◆ 抜粋:
****
今夜の君らは最悪だったけど、ラッキーだ。
お前ら全員くそラッキーだ!!
忘れるなよ!!
ガブリエル(『BLUE GIANT SUPREME』5巻)
ドイツで結成したバンドの初ライブが大失敗に終わり、絶望感が漂う楽屋。そこに姿を現したのが、後に彼らのマネージャー兼ツアードライバーとなるガブリエル。彼のこの言葉が、バンドに希望の光を当て、未来を暗示する。ちなみに、ガブリエルがここで例に出すのが、伝説的ロックバンド「U2」。何かを始めたとたん困難にぶち当たったなら、すぐにガブリエルの言葉を思い出そう。「今日は最悪だったけど、ラッキーだ。オレはくそラッキーだ!!」と。
お前の本番は、
いつでも今日じゃなくて明日なのか?
宮本大(『BLUE GIANT SUPREME』8巻)
大と同じテナー奏者でライバルの、アーネスト・ハーグリーブス。自分のキャリアを計算して、ステージを選ぶアーネストに対して、大は「毎日ステージに立つべきだ」と言い、この言葉を放つ。読みながら我が身を振り返り、ギクリとした人もいるかも。「その瞬間の“フル”」を出すことにこだわる大と、計算されたエンターテインメントを志向するアーネスト。やがて互いを認め合う二人の、意地と意地とがぶつかり合うシーン。
****
◆ 元データ:
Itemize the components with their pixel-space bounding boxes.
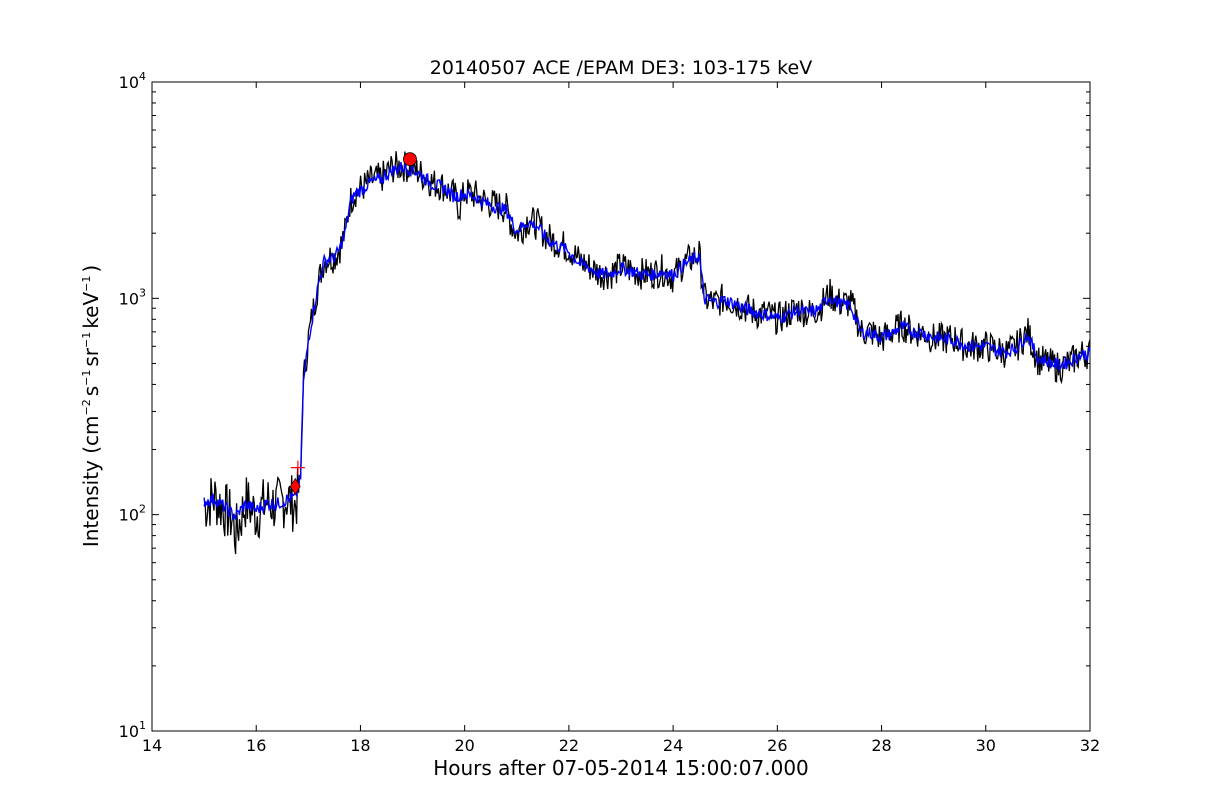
x-axis-label: Hours after 07-05-2014 15:00:07.000 [433, 756, 809, 780]
marker-onset [289, 477, 301, 496]
marker-onset-cross [290, 460, 305, 475]
y-tick-label: 103 [119, 286, 146, 308]
series-line-smoothed [203, 161, 1091, 520]
x-tick-label: 26 [767, 736, 787, 755]
x-tick-label: 28 [871, 736, 891, 755]
y-axis-label: Intensity (cm−2s−1sr−1keV−1) [79, 265, 103, 547]
x-tick-label: 18 [350, 736, 370, 755]
x-tick-label: 32 [1080, 736, 1100, 755]
y-tick-label: 101 [119, 719, 146, 741]
x-tick-label: 14 [142, 736, 162, 755]
series-layer [203, 151, 1091, 555]
chart-title: 20140507 ACE /EPAM DE3: 103-175 keV [430, 57, 812, 79]
plot-area: 14 16 18 20 22 24 26 28 30 32 101 102 103 104 [119, 70, 1101, 755]
plot-frame [151, 81, 1091, 732]
x-tick-label: 16 [246, 736, 266, 755]
x-tick-label: 22 [559, 736, 579, 755]
marker-peak [403, 152, 417, 167]
y-tick-label: 104 [119, 70, 146, 92]
x-tick-label: 20 [454, 736, 474, 755]
y-tick-label: 102 [119, 503, 146, 525]
x-axis-ticks: 14 16 18 20 22 24 26 28 30 32 [142, 82, 1100, 755]
x-tick-label: 24 [663, 736, 683, 755]
marker-layer [289, 152, 417, 496]
y-axis-ticks: 101 102 103 104 [119, 70, 1090, 741]
x-tick-label: 30 [976, 736, 996, 755]
series-line-raw [203, 151, 1091, 555]
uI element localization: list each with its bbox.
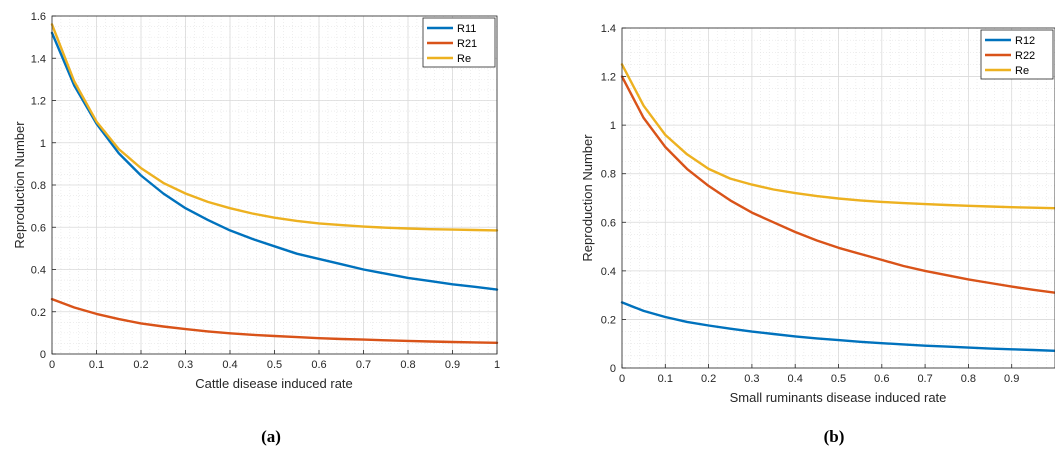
x-tick-label: 0.1 xyxy=(658,373,673,385)
series-line-r11 xyxy=(50,31,499,291)
legend-label-r21: R21 xyxy=(457,38,477,50)
x-tick-label: 0.7 xyxy=(917,373,932,385)
legend-label-r12: R12 xyxy=(1015,35,1035,47)
legend-label-re: Re xyxy=(1015,65,1029,77)
x-tick-label: 0.3 xyxy=(178,359,193,371)
legend-label-r11: R11 xyxy=(457,23,476,35)
y-tick-label: 0.4 xyxy=(601,266,616,278)
chart-panel-b: 0 0.1 0.2 0.3 0.4 0.5 0.6 0.7 0.8 0.9 0 0.2 0.4 0.6 0.… xyxy=(580,23,1055,446)
y-tick-label: 1.2 xyxy=(601,72,616,84)
panel-caption: (a) xyxy=(261,427,281,446)
legend: R12 R22 Re xyxy=(980,29,1054,80)
y-tick-label: 0.2 xyxy=(601,314,616,326)
y-tick-label: 1.4 xyxy=(31,53,46,65)
y-axis-label: Reproduction Number xyxy=(580,134,595,262)
y-tick-label: 0.8 xyxy=(601,169,616,181)
x-tick-label: 0.2 xyxy=(701,373,716,385)
legend-label-re: Re xyxy=(457,53,471,65)
x-tick-label: 1 xyxy=(494,359,500,371)
series-line-r22 xyxy=(620,75,1055,294)
x-axis-label: Cattle disease induced rate xyxy=(195,376,353,391)
x-tick-label: 0.9 xyxy=(445,359,460,371)
y-tick-label: 0.4 xyxy=(31,265,46,277)
y-tick-label: 1 xyxy=(40,138,46,150)
series-line-r21 xyxy=(50,297,499,344)
x-tick-label: 0.5 xyxy=(267,359,282,371)
panel-caption: (b) xyxy=(824,427,845,446)
series-line-r12 xyxy=(620,301,1055,352)
x-axis-label: Small ruminants disease induced rate xyxy=(730,390,947,405)
x-tick-label: 0 xyxy=(619,373,625,385)
legend-label-r22: R22 xyxy=(1015,50,1035,62)
x-tick-label: 0.3 xyxy=(744,373,759,385)
y-tick-label: 0.2 xyxy=(31,307,46,319)
x-tick-label: 0.4 xyxy=(788,373,803,385)
y-tick-label: 1.6 xyxy=(31,11,46,23)
x-tick-label: 0.1 xyxy=(89,359,104,371)
x-tick-label: 0.7 xyxy=(356,359,371,371)
x-tick-label: 0.5 xyxy=(831,373,846,385)
y-tick-label: 1 xyxy=(610,120,616,132)
series-line-re xyxy=(50,23,499,232)
x-tick-label: 0.9 xyxy=(1004,373,1019,385)
x-tick-label: 0.4 xyxy=(222,359,237,371)
chart-panel-a: 0 0.1 0.2 0.3 0.4 0.5 0.6 0.7 0.8 0.9 1 0 0.2 0.4 0.6 0… xyxy=(12,11,500,446)
x-tick-label: 0 xyxy=(49,359,55,371)
y-axis-label: Reproduction Number xyxy=(12,121,27,249)
y-tick-label: 0 xyxy=(610,363,616,375)
y-tick-label: 0 xyxy=(40,349,46,361)
y-tick-label: 0.6 xyxy=(601,217,616,229)
x-tick-label: 0.8 xyxy=(400,359,415,371)
y-tick-label: 0.8 xyxy=(31,180,46,192)
x-tick-label: 0.8 xyxy=(961,373,976,385)
y-tick-label: 0.6 xyxy=(31,222,46,234)
legend: R11 R21 Re xyxy=(422,17,496,68)
x-tick-label: 0.6 xyxy=(874,373,889,385)
x-tick-label: 0.2 xyxy=(133,359,148,371)
x-tick-label: 0.6 xyxy=(311,359,326,371)
y-tick-label: 1.4 xyxy=(601,23,616,35)
series-line-re xyxy=(620,63,1055,210)
y-tick-label: 1.2 xyxy=(31,96,46,108)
****
◆ 演習課題:
1 – 抜粋によると、ガブリエルは後にバンドにとってどのような立場になりますか。
2 – 次の(a)〜(c)が抜粋の内容と合っているかどうかを、それぞれ「はい」か「いいえ」で答えてください。判断の決め手となる抜粋の語句も正確に引用してください。
(a) ガブリエルが例に出すのは伝説的ロックバンド「U2」である。
(b) アーネストは大とは異なる楽器の奏者である。
(c) ドイツで結成したバンドの初ライブは大成功だった。
3 – 抜粋から「宮本大(『BLUE GIANT SUPREME』8巻)」から「意地とがぶつかり合うシーン。」までを、その末尾の語句も含めて一字も変えずに書き抜いてください。

◆ 解答一覧:
1 – バンドのマネージャー兼ツアードライバーになります。

2 –
(a) はい。「ガブリエルがここで例に出すのが、伝説的ロックバンド「U2」」
(b) いいえ。「大と同じテナー奏者でライバルの、アーネスト・ハーグリーブス」
(c) いいえ。「初ライブが大失敗に終わり」

3 –
宮本大(『BLUE GIANT SUPREME』8巻)
大と同じテナー奏者でライバルの、アーネスト・ハーグリーブス。自分のキャリアを計算して、ステージを選ぶアーネストに対して、大は「毎日ステージに立つべきだ」と言い、この言葉を放つ。読みながら我が身を振り返り、ギクリとした人もいるかも。「その瞬間の“フル”」を出すことにこだわる大と、計算されたエンターテインメントを志向するアーネスト。やがて互いを認め合う二人の、意地と意地とがぶつかり合うシーン。